(Dataset excerpt)
::::::::
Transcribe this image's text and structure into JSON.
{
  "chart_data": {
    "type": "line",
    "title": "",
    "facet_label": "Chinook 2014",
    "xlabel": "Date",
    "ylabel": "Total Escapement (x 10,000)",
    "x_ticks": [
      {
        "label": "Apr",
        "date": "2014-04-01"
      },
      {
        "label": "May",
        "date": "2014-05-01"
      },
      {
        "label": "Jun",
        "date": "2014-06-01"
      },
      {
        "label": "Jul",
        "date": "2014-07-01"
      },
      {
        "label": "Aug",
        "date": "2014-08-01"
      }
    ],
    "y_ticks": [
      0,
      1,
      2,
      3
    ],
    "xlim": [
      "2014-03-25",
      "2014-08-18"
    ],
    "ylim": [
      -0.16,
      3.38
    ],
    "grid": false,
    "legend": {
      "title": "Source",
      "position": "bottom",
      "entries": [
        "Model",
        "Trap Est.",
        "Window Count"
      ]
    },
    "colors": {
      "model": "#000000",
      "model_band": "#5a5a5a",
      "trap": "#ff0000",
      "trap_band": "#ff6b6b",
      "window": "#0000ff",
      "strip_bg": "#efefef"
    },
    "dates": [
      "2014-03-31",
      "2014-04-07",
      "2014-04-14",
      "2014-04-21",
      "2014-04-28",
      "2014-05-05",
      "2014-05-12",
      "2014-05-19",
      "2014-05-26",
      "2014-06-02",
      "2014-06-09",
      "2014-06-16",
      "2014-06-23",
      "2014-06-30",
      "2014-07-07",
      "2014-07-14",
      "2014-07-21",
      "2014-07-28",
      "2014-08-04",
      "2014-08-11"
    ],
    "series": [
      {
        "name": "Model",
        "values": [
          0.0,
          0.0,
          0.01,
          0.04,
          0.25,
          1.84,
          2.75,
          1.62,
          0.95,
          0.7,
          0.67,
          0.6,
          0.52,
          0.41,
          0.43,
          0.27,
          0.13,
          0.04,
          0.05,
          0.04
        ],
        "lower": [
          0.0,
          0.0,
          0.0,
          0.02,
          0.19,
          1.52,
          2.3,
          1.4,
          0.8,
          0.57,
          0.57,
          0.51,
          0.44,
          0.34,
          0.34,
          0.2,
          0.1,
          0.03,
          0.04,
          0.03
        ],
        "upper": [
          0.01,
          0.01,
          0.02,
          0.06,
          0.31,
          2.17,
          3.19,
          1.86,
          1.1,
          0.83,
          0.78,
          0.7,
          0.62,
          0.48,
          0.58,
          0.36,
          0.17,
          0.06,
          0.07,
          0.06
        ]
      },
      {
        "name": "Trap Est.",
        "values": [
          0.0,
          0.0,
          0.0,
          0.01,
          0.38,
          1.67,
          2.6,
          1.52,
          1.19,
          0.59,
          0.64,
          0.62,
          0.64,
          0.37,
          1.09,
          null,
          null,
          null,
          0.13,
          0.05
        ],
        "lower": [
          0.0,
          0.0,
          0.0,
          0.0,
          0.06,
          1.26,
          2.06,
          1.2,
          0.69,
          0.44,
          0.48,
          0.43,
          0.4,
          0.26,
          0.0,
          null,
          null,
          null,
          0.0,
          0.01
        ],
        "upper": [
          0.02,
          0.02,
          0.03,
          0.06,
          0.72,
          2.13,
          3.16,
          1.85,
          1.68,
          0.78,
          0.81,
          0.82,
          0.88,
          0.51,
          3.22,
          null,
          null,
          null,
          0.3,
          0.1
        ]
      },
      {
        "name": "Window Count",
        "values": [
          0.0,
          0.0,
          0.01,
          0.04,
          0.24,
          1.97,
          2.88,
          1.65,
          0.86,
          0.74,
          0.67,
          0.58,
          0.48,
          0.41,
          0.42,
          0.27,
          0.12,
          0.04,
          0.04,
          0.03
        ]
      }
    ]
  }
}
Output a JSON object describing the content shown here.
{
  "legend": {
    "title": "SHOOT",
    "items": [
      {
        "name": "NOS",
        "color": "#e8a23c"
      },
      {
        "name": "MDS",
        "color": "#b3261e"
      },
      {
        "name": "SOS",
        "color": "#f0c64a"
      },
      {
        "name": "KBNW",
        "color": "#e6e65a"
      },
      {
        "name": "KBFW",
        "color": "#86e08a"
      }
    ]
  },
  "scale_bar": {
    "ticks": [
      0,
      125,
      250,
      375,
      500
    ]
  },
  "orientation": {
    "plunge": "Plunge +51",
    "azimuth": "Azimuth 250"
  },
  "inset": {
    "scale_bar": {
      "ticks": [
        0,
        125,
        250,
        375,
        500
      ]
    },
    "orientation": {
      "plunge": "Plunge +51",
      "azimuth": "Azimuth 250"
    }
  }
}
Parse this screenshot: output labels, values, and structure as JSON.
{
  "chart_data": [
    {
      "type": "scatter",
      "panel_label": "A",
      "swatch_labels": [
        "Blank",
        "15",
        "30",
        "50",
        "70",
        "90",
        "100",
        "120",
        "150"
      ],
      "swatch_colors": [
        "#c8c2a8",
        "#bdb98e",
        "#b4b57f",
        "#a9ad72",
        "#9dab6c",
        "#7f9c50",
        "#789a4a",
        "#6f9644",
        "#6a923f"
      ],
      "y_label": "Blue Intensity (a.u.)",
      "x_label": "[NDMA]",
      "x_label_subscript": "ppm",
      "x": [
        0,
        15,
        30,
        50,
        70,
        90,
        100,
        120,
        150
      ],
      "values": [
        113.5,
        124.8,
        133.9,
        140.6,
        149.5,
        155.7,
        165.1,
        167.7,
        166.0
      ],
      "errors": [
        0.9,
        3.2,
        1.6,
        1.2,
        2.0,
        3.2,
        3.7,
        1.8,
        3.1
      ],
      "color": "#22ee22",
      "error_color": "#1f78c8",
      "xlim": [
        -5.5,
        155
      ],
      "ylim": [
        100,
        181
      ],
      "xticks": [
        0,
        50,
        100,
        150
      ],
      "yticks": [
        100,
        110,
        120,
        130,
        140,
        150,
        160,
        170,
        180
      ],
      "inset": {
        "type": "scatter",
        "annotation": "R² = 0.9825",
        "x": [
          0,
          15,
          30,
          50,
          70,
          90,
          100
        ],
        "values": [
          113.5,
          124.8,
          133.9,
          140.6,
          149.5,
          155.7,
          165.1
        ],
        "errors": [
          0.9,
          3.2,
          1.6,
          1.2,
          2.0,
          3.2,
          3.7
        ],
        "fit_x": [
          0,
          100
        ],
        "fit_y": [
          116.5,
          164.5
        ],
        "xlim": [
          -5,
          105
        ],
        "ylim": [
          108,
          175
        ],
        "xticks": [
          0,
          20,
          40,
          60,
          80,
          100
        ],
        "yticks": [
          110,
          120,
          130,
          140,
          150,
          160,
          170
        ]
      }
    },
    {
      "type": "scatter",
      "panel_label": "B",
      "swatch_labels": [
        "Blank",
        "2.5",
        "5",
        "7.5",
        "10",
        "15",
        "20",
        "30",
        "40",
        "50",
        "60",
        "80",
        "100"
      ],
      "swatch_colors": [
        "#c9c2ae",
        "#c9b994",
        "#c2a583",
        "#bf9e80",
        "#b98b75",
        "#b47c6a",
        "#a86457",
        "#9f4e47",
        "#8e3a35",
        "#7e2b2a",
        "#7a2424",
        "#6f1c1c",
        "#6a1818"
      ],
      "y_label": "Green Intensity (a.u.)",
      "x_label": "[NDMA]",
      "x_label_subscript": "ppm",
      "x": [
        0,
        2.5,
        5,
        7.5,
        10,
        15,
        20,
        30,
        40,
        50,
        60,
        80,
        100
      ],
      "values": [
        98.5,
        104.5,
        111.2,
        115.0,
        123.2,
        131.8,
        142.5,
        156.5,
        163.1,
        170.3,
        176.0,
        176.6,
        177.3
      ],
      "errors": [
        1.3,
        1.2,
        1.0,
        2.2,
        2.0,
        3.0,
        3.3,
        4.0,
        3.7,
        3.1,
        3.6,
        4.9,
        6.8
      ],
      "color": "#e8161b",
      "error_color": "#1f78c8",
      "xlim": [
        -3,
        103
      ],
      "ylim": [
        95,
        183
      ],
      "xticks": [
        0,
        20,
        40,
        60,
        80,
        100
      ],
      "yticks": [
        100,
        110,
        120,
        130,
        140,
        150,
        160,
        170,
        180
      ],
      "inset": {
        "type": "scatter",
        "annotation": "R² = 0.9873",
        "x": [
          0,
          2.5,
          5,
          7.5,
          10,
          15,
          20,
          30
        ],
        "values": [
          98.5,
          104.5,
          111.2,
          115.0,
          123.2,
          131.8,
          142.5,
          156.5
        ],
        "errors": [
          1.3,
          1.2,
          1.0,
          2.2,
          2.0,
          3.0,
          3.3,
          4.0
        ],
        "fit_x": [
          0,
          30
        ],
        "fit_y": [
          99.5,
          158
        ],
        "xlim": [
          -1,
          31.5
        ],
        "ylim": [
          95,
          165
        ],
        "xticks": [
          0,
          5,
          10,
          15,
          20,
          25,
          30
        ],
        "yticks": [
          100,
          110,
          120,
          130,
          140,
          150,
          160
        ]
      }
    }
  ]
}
::::::::
Pick out the lines containing the word "Intensity" and show them.

**Full response**.
      "y_label": "Blue Intensity (a.u.)",
      "y_label": "Green Intensity (a.u.)",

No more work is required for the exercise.